### What is being asked
Reproduce the lines starting at the first one and ending at the line containing "speaker-name: Amalia:: [68, 884, 115, 899]", substituting "dot" for "speck" and leaving everything else unchanged.
- - - - - - -
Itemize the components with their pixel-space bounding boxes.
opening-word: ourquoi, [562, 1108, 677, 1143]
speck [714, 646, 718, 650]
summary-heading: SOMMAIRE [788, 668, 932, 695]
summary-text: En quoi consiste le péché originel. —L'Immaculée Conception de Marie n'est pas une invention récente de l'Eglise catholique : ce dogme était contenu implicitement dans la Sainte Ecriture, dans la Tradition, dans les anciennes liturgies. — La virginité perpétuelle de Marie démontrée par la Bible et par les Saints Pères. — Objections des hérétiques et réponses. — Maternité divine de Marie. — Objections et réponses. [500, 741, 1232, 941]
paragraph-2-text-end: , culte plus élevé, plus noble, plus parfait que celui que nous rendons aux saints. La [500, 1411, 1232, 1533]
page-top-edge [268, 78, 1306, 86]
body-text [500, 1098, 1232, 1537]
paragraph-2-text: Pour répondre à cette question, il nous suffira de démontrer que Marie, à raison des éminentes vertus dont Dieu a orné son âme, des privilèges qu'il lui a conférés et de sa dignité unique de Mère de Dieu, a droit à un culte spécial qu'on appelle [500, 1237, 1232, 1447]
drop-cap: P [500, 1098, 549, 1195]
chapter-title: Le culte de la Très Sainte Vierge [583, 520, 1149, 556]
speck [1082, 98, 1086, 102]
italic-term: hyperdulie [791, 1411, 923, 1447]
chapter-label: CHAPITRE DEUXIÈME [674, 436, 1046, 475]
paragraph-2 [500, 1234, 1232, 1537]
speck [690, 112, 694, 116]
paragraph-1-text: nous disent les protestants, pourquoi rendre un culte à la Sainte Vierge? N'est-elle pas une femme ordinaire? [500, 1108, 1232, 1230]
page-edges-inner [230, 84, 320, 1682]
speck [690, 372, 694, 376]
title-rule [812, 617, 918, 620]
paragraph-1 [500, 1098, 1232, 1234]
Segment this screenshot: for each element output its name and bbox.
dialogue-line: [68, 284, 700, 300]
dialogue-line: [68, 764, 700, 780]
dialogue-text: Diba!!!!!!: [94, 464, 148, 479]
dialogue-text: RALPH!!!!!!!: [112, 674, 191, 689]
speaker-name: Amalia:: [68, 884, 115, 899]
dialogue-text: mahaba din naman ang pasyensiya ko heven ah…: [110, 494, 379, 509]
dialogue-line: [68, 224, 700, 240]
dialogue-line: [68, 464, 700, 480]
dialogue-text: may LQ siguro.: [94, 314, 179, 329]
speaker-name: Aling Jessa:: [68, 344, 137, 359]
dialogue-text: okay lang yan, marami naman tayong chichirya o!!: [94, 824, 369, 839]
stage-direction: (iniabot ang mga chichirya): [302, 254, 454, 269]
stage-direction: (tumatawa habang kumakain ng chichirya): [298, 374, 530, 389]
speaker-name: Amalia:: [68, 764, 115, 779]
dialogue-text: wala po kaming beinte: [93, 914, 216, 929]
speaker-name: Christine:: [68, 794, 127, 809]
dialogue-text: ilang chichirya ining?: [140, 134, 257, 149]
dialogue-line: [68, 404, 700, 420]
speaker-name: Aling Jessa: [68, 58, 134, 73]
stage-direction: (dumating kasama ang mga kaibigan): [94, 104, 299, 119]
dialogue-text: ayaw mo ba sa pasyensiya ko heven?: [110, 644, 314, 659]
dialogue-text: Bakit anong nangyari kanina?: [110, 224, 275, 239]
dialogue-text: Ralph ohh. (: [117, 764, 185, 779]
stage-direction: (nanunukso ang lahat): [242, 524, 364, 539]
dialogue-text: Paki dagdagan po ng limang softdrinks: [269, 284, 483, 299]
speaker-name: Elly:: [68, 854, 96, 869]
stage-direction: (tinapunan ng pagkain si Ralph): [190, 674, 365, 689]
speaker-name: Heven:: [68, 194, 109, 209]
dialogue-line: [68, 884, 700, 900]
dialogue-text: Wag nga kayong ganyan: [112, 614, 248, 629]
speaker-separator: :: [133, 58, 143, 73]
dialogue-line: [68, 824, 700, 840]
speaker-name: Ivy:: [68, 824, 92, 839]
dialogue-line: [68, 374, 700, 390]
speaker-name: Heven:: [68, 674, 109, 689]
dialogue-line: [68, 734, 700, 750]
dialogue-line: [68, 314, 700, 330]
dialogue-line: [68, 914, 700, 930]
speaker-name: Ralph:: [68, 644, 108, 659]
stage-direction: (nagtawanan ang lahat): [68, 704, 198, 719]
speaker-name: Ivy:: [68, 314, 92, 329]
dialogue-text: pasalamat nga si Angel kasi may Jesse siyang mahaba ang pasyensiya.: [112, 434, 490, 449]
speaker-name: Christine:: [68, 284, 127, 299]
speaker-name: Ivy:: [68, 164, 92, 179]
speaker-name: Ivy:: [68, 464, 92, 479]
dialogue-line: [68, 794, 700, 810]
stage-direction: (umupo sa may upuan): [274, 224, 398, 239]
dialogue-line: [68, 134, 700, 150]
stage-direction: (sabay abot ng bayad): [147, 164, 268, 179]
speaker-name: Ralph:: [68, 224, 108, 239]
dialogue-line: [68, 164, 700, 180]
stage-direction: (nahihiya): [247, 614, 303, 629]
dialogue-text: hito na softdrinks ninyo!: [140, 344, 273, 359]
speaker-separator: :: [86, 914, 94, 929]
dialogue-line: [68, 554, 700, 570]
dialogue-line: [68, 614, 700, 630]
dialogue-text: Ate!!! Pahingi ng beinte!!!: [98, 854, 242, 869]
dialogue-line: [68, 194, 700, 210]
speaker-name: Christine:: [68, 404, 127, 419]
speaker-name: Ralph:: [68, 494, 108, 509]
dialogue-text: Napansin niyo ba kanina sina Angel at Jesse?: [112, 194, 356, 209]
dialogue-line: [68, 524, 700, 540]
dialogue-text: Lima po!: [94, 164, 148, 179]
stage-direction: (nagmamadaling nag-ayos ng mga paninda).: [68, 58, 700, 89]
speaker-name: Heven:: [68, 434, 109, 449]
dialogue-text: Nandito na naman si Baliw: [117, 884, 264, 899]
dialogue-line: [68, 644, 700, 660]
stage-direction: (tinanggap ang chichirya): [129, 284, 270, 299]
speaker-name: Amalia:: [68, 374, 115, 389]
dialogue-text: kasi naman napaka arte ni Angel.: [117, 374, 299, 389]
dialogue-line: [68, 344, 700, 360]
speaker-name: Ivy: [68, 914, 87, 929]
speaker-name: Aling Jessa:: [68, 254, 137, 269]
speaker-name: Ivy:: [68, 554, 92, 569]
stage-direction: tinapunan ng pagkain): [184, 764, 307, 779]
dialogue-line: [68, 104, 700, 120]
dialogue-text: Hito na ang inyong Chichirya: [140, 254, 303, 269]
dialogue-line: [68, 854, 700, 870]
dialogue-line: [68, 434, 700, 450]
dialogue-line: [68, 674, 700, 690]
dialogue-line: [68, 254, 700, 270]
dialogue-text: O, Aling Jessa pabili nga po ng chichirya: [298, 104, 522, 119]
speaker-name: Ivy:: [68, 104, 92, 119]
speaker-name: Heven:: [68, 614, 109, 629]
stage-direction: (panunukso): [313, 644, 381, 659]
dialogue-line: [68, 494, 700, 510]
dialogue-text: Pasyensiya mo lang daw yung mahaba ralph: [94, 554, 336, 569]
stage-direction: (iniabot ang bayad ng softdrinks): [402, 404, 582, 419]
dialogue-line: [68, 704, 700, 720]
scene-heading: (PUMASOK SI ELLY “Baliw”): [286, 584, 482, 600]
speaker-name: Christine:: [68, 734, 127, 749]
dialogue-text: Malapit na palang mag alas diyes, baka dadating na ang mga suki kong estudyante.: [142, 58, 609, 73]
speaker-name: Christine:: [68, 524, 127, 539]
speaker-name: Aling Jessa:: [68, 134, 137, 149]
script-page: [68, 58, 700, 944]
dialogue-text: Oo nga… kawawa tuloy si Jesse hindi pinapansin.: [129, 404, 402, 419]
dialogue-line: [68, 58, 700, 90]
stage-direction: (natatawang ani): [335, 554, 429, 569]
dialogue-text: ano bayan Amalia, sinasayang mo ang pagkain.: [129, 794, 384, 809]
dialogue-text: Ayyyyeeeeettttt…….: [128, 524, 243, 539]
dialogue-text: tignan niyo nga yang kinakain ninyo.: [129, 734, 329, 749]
- - - - - - -
### Response
Itemize the components with their pixel-space bounding boxes.
opening-word: ourquoi, [562, 1108, 677, 1143]
dot [714, 646, 718, 650]
summary-heading: SOMMAIRE [788, 668, 932, 695]
summary-text: En quoi consiste le péché originel. —L'Immaculée Conception de Marie n'est pas une invention récente de l'Eglise catholique : ce dogme était contenu implicitement dans la Sainte Ecriture, dans la Tradition, dans les anciennes liturgies. — La virginité perpétuelle de Marie démontrée par la Bible et par les Saints Pères. — Objections des hérétiques et réponses. — Maternité divine de Marie. — Objections et réponses. [500, 741, 1232, 941]
paragraph-2-text-end: , culte plus élevé, plus noble, plus parfait que celui que nous rendons aux saints. La [500, 1411, 1232, 1533]
page-top-edge [268, 78, 1306, 86]
body-text [500, 1098, 1232, 1537]
paragraph-2-text: Pour répondre à cette question, il nous suffira de démontrer que Marie, à raison des éminentes vertus dont Dieu a orné son âme, des privilèges qu'il lui a conférés et de sa dignité unique de Mère de Dieu, a droit à un culte spécial qu'on appelle [500, 1237, 1232, 1447]
drop-cap: P [500, 1098, 549, 1195]
chapter-title: Le culte de la Très Sainte Vierge [583, 520, 1149, 556]
dot [1082, 98, 1086, 102]
italic-term: hyperdulie [791, 1411, 923, 1447]
chapter-label: CHAPITRE DEUXIÈME [674, 436, 1046, 475]
paragraph-2 [500, 1234, 1232, 1537]
dot [690, 112, 694, 116]
paragraph-1-text: nous disent les protestants, pourquoi rendre un culte à la Sainte Vierge? N'est-elle pas une femme ordinaire? [500, 1108, 1232, 1230]
page-edges-inner [230, 84, 320, 1682]
dot [690, 372, 694, 376]
title-rule [812, 617, 918, 620]
paragraph-1 [500, 1098, 1232, 1234]
Segment this screenshot: for each element output its name and bbox.
dialogue-line: [68, 284, 700, 300]
dialogue-line: [68, 764, 700, 780]
dialogue-text: Diba!!!!!!: [94, 464, 148, 479]
dialogue-text: RALPH!!!!!!!: [112, 674, 191, 689]
speaker-name: Amalia:: [68, 884, 115, 899]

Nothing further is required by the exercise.